Figure content listings
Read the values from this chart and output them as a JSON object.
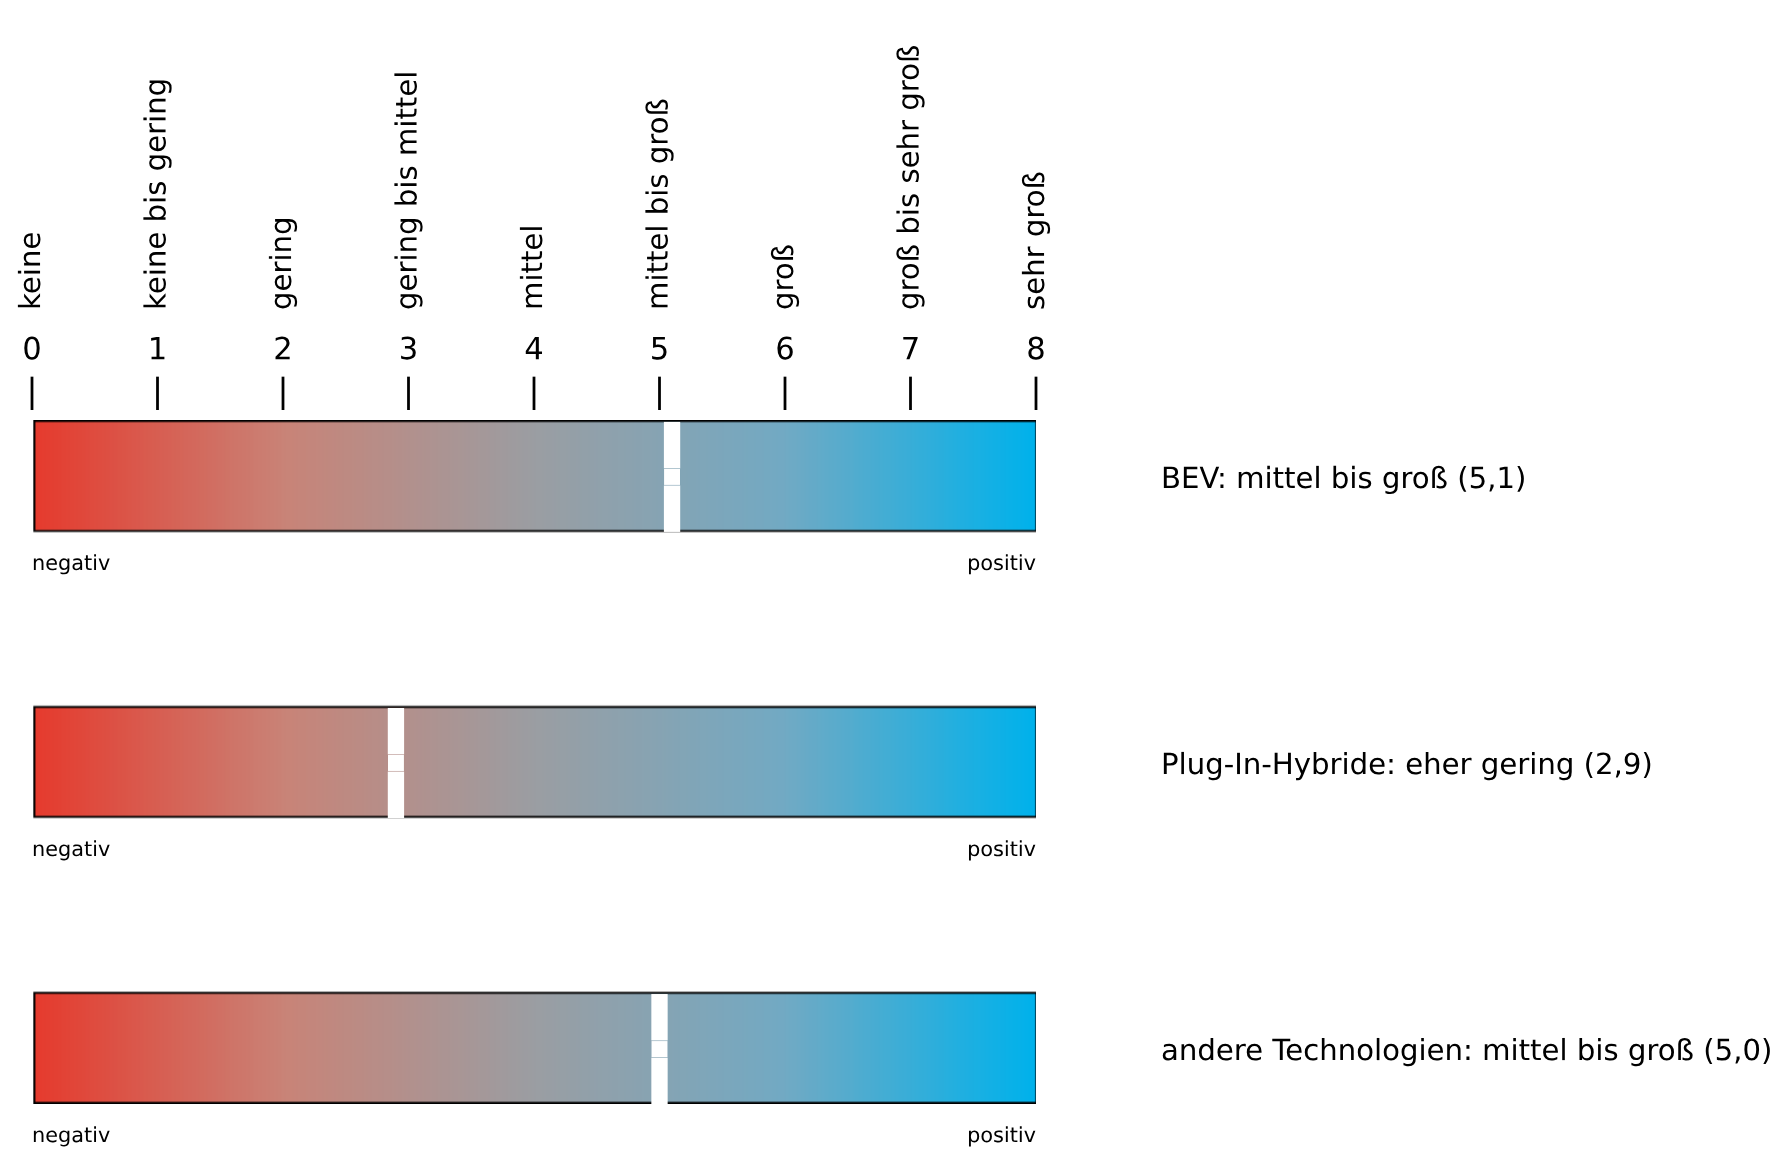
{
  "chart_data": {
    "type": "scatter",
    "orientation": "horizontal",
    "categories": [
      "BEV: mittel bis groß (5,1)",
      "Plug-In-Hybride: eher gering (2,9)",
      "andere Technologien: mittel bis groß (5,0)"
    ],
    "values": [
      5.1,
      2.9,
      5.0
    ],
    "color": "#ffffff",
    "xlim": [
      0,
      8
    ],
    "xticks": [
      0,
      1,
      2,
      3,
      4,
      5,
      6,
      7,
      8
    ],
    "annotations": [
      "keine",
      "keine bis gering",
      "gering",
      "gering bis mittel",
      "mittel",
      "mittel bis groß",
      "groß",
      "groß bis sehr groß",
      "sehr groß",
      "negativ",
      "positiv",
      "negativ",
      "positiv",
      "negativ",
      "positiv"
    ],
    "legend": false,
    "grid": false
  }
}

Work to do >> List all lines above in which the string "gering" appears.

Output >>
      "Plug-In-Hybride: eher gering (2,9)",
      "keine bis gering",
      "gering",
      "gering bis mittel",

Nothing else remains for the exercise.